The Franciscan monks who had guarded Dante's tomb had hidden his bones in the walls of the adjacent Braccioforte Chapel. They had done it secretly, in the night, rather than let Florence have him back.
The bones stayed hidden for 348 years.
In 1865, workers renovating the chapel broke through a wall and found a wooden chest. Inside: a human skeleton. Wilted laurel leaves. And a handwritten inscription: "Dante's bones, seen again, June 1677."
A friar named Antonio Santi had known where they were and had written it down so someone would find them. He had not told Florence. He had told the wall.
Today, Dante's tomb stands at the end of Via Dante Alighieri in Ravenna. The small domed mausoleum - locals call it "the sugar bowl" - receives visitors every day of the year. A small oil lamp burns inside it, fed by olive oil donated by the city of Florence, by way of apology.
Florence voted in 2008 to formally rehabilitate Dante and revoke the 1302 death sentence. 706 years late. The vote was 19 to 5. There were still five votes against.

◆ ◆ ◆ ◆

* _Stated problem 1_:
List every calendar year mentioned in the passage about Dante's bones above, in the order they appear.
* _Stated problem 2_:
Rewrite the paragraph of the passage about Dante's bones that begins "In 1865, workers renovating" as a short bulleted list that keeps its main facts.

Layout records:
◆ ◆ ◆ ◆

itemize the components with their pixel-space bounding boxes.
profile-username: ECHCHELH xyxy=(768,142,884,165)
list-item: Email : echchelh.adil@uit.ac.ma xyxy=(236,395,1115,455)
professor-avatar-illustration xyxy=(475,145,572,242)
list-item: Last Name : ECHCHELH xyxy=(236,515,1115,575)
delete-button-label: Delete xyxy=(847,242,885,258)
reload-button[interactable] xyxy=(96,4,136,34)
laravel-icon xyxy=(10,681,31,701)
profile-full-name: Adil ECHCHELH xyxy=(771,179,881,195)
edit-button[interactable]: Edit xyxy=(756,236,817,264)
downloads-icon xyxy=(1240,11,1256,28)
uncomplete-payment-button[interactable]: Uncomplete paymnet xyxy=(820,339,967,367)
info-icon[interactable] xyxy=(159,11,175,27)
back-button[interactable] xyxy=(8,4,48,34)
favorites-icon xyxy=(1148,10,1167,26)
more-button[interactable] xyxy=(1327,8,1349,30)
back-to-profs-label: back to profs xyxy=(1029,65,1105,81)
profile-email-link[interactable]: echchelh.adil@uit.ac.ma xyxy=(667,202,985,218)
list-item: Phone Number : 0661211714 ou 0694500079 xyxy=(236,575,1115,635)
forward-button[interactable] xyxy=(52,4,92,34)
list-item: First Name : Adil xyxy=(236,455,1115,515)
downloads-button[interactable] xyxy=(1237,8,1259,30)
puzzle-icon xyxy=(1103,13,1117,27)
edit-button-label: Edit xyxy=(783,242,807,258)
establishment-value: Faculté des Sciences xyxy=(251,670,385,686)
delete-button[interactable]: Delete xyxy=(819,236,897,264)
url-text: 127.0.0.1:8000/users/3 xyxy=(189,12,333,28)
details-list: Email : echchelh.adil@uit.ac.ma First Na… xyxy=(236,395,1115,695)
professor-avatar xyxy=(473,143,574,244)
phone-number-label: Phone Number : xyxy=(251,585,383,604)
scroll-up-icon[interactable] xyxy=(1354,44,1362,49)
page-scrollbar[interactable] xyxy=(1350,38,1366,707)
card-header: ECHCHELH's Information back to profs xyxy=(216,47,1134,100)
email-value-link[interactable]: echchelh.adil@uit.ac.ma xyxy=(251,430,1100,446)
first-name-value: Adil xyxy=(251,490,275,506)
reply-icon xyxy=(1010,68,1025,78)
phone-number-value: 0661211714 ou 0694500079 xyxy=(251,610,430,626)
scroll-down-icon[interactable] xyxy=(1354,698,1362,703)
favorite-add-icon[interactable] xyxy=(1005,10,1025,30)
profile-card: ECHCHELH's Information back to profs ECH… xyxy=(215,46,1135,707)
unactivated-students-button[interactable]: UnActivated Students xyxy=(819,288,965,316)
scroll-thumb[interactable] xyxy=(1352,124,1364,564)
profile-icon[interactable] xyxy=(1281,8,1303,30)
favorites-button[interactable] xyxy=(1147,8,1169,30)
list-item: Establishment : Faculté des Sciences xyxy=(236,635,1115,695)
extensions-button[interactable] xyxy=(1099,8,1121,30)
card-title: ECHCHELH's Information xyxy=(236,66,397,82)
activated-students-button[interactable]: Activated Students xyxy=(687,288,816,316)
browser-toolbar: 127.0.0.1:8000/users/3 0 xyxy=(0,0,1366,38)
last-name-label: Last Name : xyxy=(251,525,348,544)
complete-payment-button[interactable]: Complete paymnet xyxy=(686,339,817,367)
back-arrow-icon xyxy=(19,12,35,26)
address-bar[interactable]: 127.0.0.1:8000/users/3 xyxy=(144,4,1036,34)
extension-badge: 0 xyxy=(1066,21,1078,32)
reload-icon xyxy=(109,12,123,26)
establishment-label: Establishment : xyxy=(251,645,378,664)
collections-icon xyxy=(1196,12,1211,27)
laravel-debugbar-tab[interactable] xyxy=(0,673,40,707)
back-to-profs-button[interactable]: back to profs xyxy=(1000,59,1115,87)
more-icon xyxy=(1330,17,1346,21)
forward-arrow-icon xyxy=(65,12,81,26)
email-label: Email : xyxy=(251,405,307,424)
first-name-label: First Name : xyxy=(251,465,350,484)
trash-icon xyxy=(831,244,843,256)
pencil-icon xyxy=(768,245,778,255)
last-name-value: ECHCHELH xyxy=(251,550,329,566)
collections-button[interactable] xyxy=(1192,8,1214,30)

◆ ◆ ◆ ◆

* _Solution 1_:
1865, 1677, 2008, 1302

* _Solution 2_:
- In 1865, workers renovating the chapel broke through a wall and found a wooden chest.
- The chest held a human skeleton and wilted laurel leaves.
- It also held a handwritten inscription: "Dante's bones, seen again, June 1677."